Instruction: Reproduce every line of the listing as written, apart from the pictures.

··· Task data ···

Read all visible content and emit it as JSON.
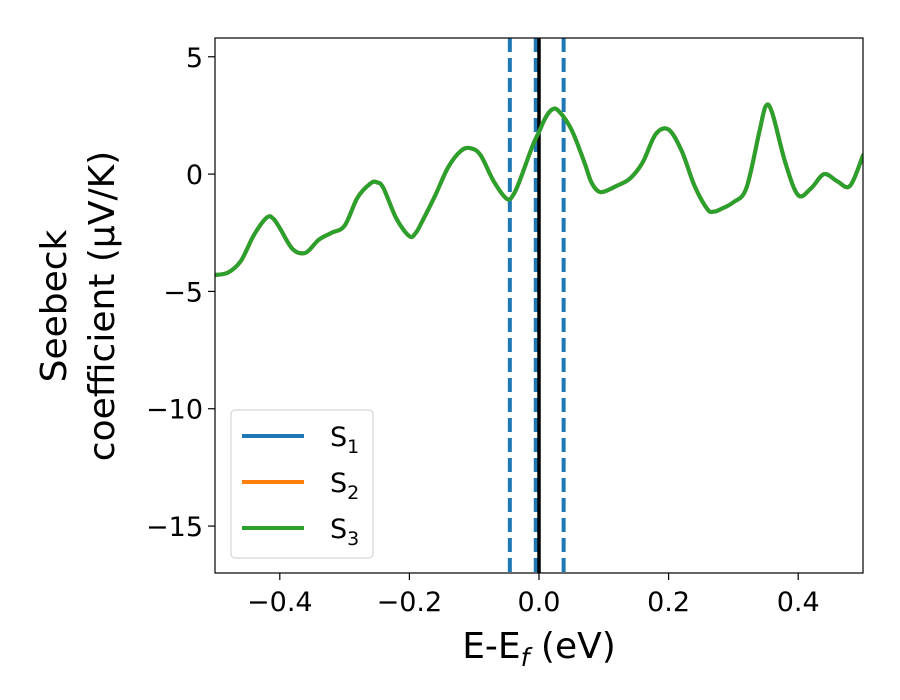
{
  "chart_data": {
    "type": "line",
    "xlabel": "E-E",
    "xlabel_sub": "f",
    "xlabel_unit": " (eV)",
    "ylabel_line1": "Seebeck",
    "ylabel_line2": "coefficient  (μV/K)",
    "xlim": [
      -0.5,
      0.5
    ],
    "ylim": [
      -17,
      5.8
    ],
    "x_ticks": [
      -0.4,
      -0.2,
      0.0,
      0.2,
      0.4
    ],
    "x_tick_labels": [
      "−0.4",
      "−0.2",
      "0.0",
      "0.2",
      "0.4"
    ],
    "y_ticks": [
      5,
      0,
      -5,
      -10,
      -15
    ],
    "y_tick_labels": [
      "5",
      "0",
      "−5",
      "−10",
      "−15"
    ],
    "grid": false,
    "legend_position": "lower-left",
    "vlines": [
      {
        "x": -0.045,
        "style": "dashed",
        "color": "#1f77b4"
      },
      {
        "x": -0.005,
        "style": "dashed",
        "color": "#1f77b4"
      },
      {
        "x": 0.0,
        "style": "solid",
        "color": "#000000"
      },
      {
        "x": 0.038,
        "style": "dashed",
        "color": "#1f77b4"
      }
    ],
    "series": [
      {
        "name": "S",
        "sub": "1",
        "color": "#1f77b4",
        "x": [
          -0.5,
          -0.48,
          -0.46,
          -0.44,
          -0.42,
          -0.41,
          -0.4,
          -0.38,
          -0.36,
          -0.34,
          -0.32,
          -0.3,
          -0.28,
          -0.26,
          -0.25,
          -0.24,
          -0.22,
          -0.2,
          -0.19,
          -0.18,
          -0.16,
          -0.14,
          -0.12,
          -0.105,
          -0.09,
          -0.07,
          -0.05,
          -0.04,
          -0.03,
          -0.01,
          0.0,
          0.01,
          0.02,
          0.03,
          0.05,
          0.07,
          0.08,
          0.09,
          0.1,
          0.12,
          0.14,
          0.16,
          0.18,
          0.2,
          0.22,
          0.24,
          0.26,
          0.27,
          0.28,
          0.3,
          0.32,
          0.34,
          0.35,
          0.36,
          0.38,
          0.4,
          0.42,
          0.44,
          0.46,
          0.48,
          0.5
        ],
        "y": [
          -4.3,
          -4.2,
          -3.7,
          -2.6,
          -1.85,
          -1.9,
          -2.3,
          -3.2,
          -3.35,
          -2.8,
          -2.5,
          -2.2,
          -1.0,
          -0.4,
          -0.35,
          -0.6,
          -1.9,
          -2.65,
          -2.5,
          -2.0,
          -0.9,
          0.3,
          1.0,
          1.1,
          0.8,
          -0.3,
          -1.05,
          -0.9,
          -0.3,
          1.2,
          1.8,
          2.4,
          2.75,
          2.7,
          1.9,
          0.5,
          -0.3,
          -0.7,
          -0.75,
          -0.5,
          -0.2,
          0.5,
          1.7,
          1.9,
          1.0,
          -0.5,
          -1.5,
          -1.6,
          -1.5,
          -1.2,
          -0.6,
          1.8,
          2.9,
          2.6,
          0.5,
          -0.9,
          -0.6,
          0.0,
          -0.3,
          -0.5,
          0.8
        ]
      },
      {
        "name": "S",
        "sub": "2",
        "color": "#ff7f0e",
        "x": [
          -0.5,
          -0.48,
          -0.46,
          -0.44,
          -0.42,
          -0.41,
          -0.4,
          -0.38,
          -0.36,
          -0.34,
          -0.32,
          -0.3,
          -0.28,
          -0.26,
          -0.25,
          -0.24,
          -0.22,
          -0.2,
          -0.19,
          -0.18,
          -0.16,
          -0.14,
          -0.12,
          -0.105,
          -0.09,
          -0.07,
          -0.05,
          -0.04,
          -0.03,
          -0.01,
          0.0,
          0.01,
          0.02,
          0.03,
          0.05,
          0.07,
          0.08,
          0.09,
          0.1,
          0.12,
          0.14,
          0.16,
          0.18,
          0.2,
          0.22,
          0.24,
          0.26,
          0.27,
          0.28,
          0.3,
          0.32,
          0.34,
          0.35,
          0.36,
          0.38,
          0.4,
          0.42,
          0.44,
          0.46,
          0.48,
          0.5
        ],
        "y": [
          -4.3,
          -4.2,
          -3.7,
          -2.6,
          -1.85,
          -1.9,
          -2.3,
          -3.2,
          -3.35,
          -2.8,
          -2.5,
          -2.2,
          -1.0,
          -0.4,
          -0.35,
          -0.6,
          -1.9,
          -2.65,
          -2.5,
          -2.0,
          -0.9,
          0.3,
          1.0,
          1.1,
          0.8,
          -0.3,
          -1.05,
          -0.9,
          -0.3,
          1.2,
          1.8,
          2.4,
          2.75,
          2.7,
          1.9,
          0.5,
          -0.3,
          -0.7,
          -0.75,
          -0.5,
          -0.2,
          0.5,
          1.7,
          1.9,
          1.0,
          -0.5,
          -1.5,
          -1.6,
          -1.5,
          -1.2,
          -0.6,
          1.8,
          2.9,
          2.6,
          0.5,
          -0.9,
          -0.6,
          0.0,
          -0.3,
          -0.5,
          0.8
        ]
      },
      {
        "name": "S",
        "sub": "3",
        "color": "#2ca02c",
        "x": [
          -0.5,
          -0.48,
          -0.46,
          -0.44,
          -0.42,
          -0.41,
          -0.4,
          -0.38,
          -0.36,
          -0.34,
          -0.32,
          -0.3,
          -0.28,
          -0.26,
          -0.25,
          -0.24,
          -0.22,
          -0.2,
          -0.19,
          -0.18,
          -0.16,
          -0.14,
          -0.12,
          -0.105,
          -0.09,
          -0.07,
          -0.05,
          -0.04,
          -0.03,
          -0.01,
          0.0,
          0.01,
          0.02,
          0.03,
          0.05,
          0.07,
          0.08,
          0.09,
          0.1,
          0.12,
          0.14,
          0.16,
          0.18,
          0.2,
          0.22,
          0.24,
          0.26,
          0.27,
          0.28,
          0.3,
          0.32,
          0.34,
          0.35,
          0.36,
          0.38,
          0.4,
          0.42,
          0.44,
          0.46,
          0.48,
          0.5
        ],
        "y": [
          -4.3,
          -4.2,
          -3.7,
          -2.6,
          -1.85,
          -1.9,
          -2.3,
          -3.2,
          -3.35,
          -2.8,
          -2.5,
          -2.2,
          -1.0,
          -0.4,
          -0.35,
          -0.6,
          -1.9,
          -2.65,
          -2.5,
          -2.0,
          -0.9,
          0.3,
          1.0,
          1.1,
          0.8,
          -0.3,
          -1.05,
          -0.9,
          -0.3,
          1.2,
          1.8,
          2.4,
          2.75,
          2.7,
          1.9,
          0.5,
          -0.3,
          -0.7,
          -0.75,
          -0.5,
          -0.2,
          0.5,
          1.7,
          1.9,
          1.0,
          -0.5,
          -1.5,
          -1.6,
          -1.5,
          -1.2,
          -0.6,
          1.8,
          2.9,
          2.6,
          0.5,
          -0.9,
          -0.6,
          0.0,
          -0.3,
          -0.5,
          0.8
        ]
      }
    ]
  }
}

···

Exercise output:
Read all visible content and emit it as JSON.
{
  "chart_data": {
    "type": "line",
    "xlabel": "E-E",
    "xlabel_sub": "f",
    "xlabel_unit": " (eV)",
    "ylabel_line1": "Seebeck",
    "ylabel_line2": "coefficient  (μV/K)",
    "xlim": [
      -0.5,
      0.5
    ],
    "ylim": [
      -17,
      5.8
    ],
    "x_ticks": [
      -0.4,
      -0.2,
      0.0,
      0.2,
      0.4
    ],
    "x_tick_labels": [
      "−0.4",
      "−0.2",
      "0.0",
      "0.2",
      "0.4"
    ],
    "y_ticks": [
      5,
      0,
      -5,
      -10,
      -15
    ],
    "y_tick_labels": [
      "5",
      "0",
      "−5",
      "−10",
      "−15"
    ],
    "grid": false,
    "legend_position": "lower-left",
    "vlines": [
      {
        "x": -0.045,
        "style": "dashed",
        "color": "#1f77b4"
      },
      {
        "x": -0.005,
        "style": "dashed",
        "color": "#1f77b4"
      },
      {
        "x": 0.0,
        "style": "solid",
        "color": "#000000"
      },
      {
        "x": 0.038,
        "style": "dashed",
        "color": "#1f77b4"
      }
    ],
    "series": [
      {
        "name": "S",
        "sub": "1",
        "color": "#1f77b4",
        "x": [
          -0.5,
          -0.48,
          -0.46,
          -0.44,
          -0.42,
          -0.41,
          -0.4,
          -0.38,
          -0.36,
          -0.34,
          -0.32,
          -0.3,
          -0.28,
          -0.26,
          -0.25,
          -0.24,
          -0.22,
          -0.2,
          -0.19,
          -0.18,
          -0.16,
          -0.14,
          -0.12,
          -0.105,
          -0.09,
          -0.07,
          -0.05,
          -0.04,
          -0.03,
          -0.01,
          0.0,
          0.01,
          0.02,
          0.03,
          0.05,
          0.07,
          0.08,
          0.09,
          0.1,
          0.12,
          0.14,
          0.16,
          0.18,
          0.2,
          0.22,
          0.24,
          0.26,
          0.27,
          0.28,
          0.3,
          0.32,
          0.34,
          0.35,
          0.36,
          0.38,
          0.4,
          0.42,
          0.44,
          0.46,
          0.48,
          0.5
        ],
        "y": [
          -4.3,
          -4.2,
          -3.7,
          -2.6,
          -1.85,
          -1.9,
          -2.3,
          -3.2,
          -3.35,
          -2.8,
          -2.5,
          -2.2,
          -1.0,
          -0.4,
          -0.35,
          -0.6,
          -1.9,
          -2.65,
          -2.5,
          -2.0,
          -0.9,
          0.3,
          1.0,
          1.1,
          0.8,
          -0.3,
          -1.05,
          -0.9,
          -0.3,
          1.2,
          1.8,
          2.4,
          2.75,
          2.7,
          1.9,
          0.5,
          -0.3,
          -0.7,
          -0.75,
          -0.5,
          -0.2,
          0.5,
          1.7,
          1.9,
          1.0,
          -0.5,
          -1.5,
          -1.6,
          -1.5,
          -1.2,
          -0.6,
          1.8,
          2.9,
          2.6,
          0.5,
          -0.9,
          -0.6,
          0.0,
          -0.3,
          -0.5,
          0.8
        ]
      },
      {
        "name": "S",
        "sub": "2",
        "color": "#ff7f0e",
        "x": [
          -0.5,
          -0.48,
          -0.46,
          -0.44,
          -0.42,
          -0.41,
          -0.4,
          -0.38,
          -0.36,
          -0.34,
          -0.32,
          -0.3,
          -0.28,
          -0.26,
          -0.25,
          -0.24,
          -0.22,
          -0.2,
          -0.19,
          -0.18,
          -0.16,
          -0.14,
          -0.12,
          -0.105,
          -0.09,
          -0.07,
          -0.05,
          -0.04,
          -0.03,
          -0.01,
          0.0,
          0.01,
          0.02,
          0.03,
          0.05,
          0.07,
          0.08,
          0.09,
          0.1,
          0.12,
          0.14,
          0.16,
          0.18,
          0.2,
          0.22,
          0.24,
          0.26,
          0.27,
          0.28,
          0.3,
          0.32,
          0.34,
          0.35,
          0.36,
          0.38,
          0.4,
          0.42,
          0.44,
          0.46,
          0.48,
          0.5
        ],
        "y": [
          -4.3,
          -4.2,
          -3.7,
          -2.6,
          -1.85,
          -1.9,
          -2.3,
          -3.2,
          -3.35,
          -2.8,
          -2.5,
          -2.2,
          -1.0,
          -0.4,
          -0.35,
          -0.6,
          -1.9,
          -2.65,
          -2.5,
          -2.0,
          -0.9,
          0.3,
          1.0,
          1.1,
          0.8,
          -0.3,
          -1.05,
          -0.9,
          -0.3,
          1.2,
          1.8,
          2.4,
          2.75,
          2.7,
          1.9,
          0.5,
          -0.3,
          -0.7,
          -0.75,
          -0.5,
          -0.2,
          0.5,
          1.7,
          1.9,
          1.0,
          -0.5,
          -1.5,
          -1.6,
          -1.5,
          -1.2,
          -0.6,
          1.8,
          2.9,
          2.6,
          0.5,
          -0.9,
          -0.6,
          0.0,
          -0.3,
          -0.5,
          0.8
        ]
      },
      {
        "name": "S",
        "sub": "3",
        "color": "#2ca02c",
        "x": [
          -0.5,
          -0.48,
          -0.46,
          -0.44,
          -0.42,
          -0.41,
          -0.4,
          -0.38,
          -0.36,
          -0.34,
          -0.32,
          -0.3,
          -0.28,
          -0.26,
          -0.25,
          -0.24,
          -0.22,
          -0.2,
          -0.19,
          -0.18,
          -0.16,
          -0.14,
          -0.12,
          -0.105,
          -0.09,
          -0.07,
          -0.05,
          -0.04,
          -0.03,
          -0.01,
          0.0,
          0.01,
          0.02,
          0.03,
          0.05,
          0.07,
          0.08,
          0.09,
          0.1,
          0.12,
          0.14,
          0.16,
          0.18,
          0.2,
          0.22,
          0.24,
          0.26,
          0.27,
          0.28,
          0.3,
          0.32,
          0.34,
          0.35,
          0.36,
          0.38,
          0.4,
          0.42,
          0.44,
          0.46,
          0.48,
          0.5
        ],
        "y": [
          -4.3,
          -4.2,
          -3.7,
          -2.6,
          -1.85,
          -1.9,
          -2.3,
          -3.2,
          -3.35,
          -2.8,
          -2.5,
          -2.2,
          -1.0,
          -0.4,
          -0.35,
          -0.6,
          -1.9,
          -2.65,
          -2.5,
          -2.0,
          -0.9,
          0.3,
          1.0,
          1.1,
          0.8,
          -0.3,
          -1.05,
          -0.9,
          -0.3,
          1.2,
          1.8,
          2.4,
          2.75,
          2.7,
          1.9,
          0.5,
          -0.3,
          -0.7,
          -0.75,
          -0.5,
          -0.2,
          0.5,
          1.7,
          1.9,
          1.0,
          -0.5,
          -1.5,
          -1.6,
          -1.5,
          -1.2,
          -0.6,
          1.8,
          2.9,
          2.6,
          0.5,
          -0.9,
          -0.6,
          0.0,
          -0.3,
          -0.5,
          0.8
        ]
      }
    ]
  }
}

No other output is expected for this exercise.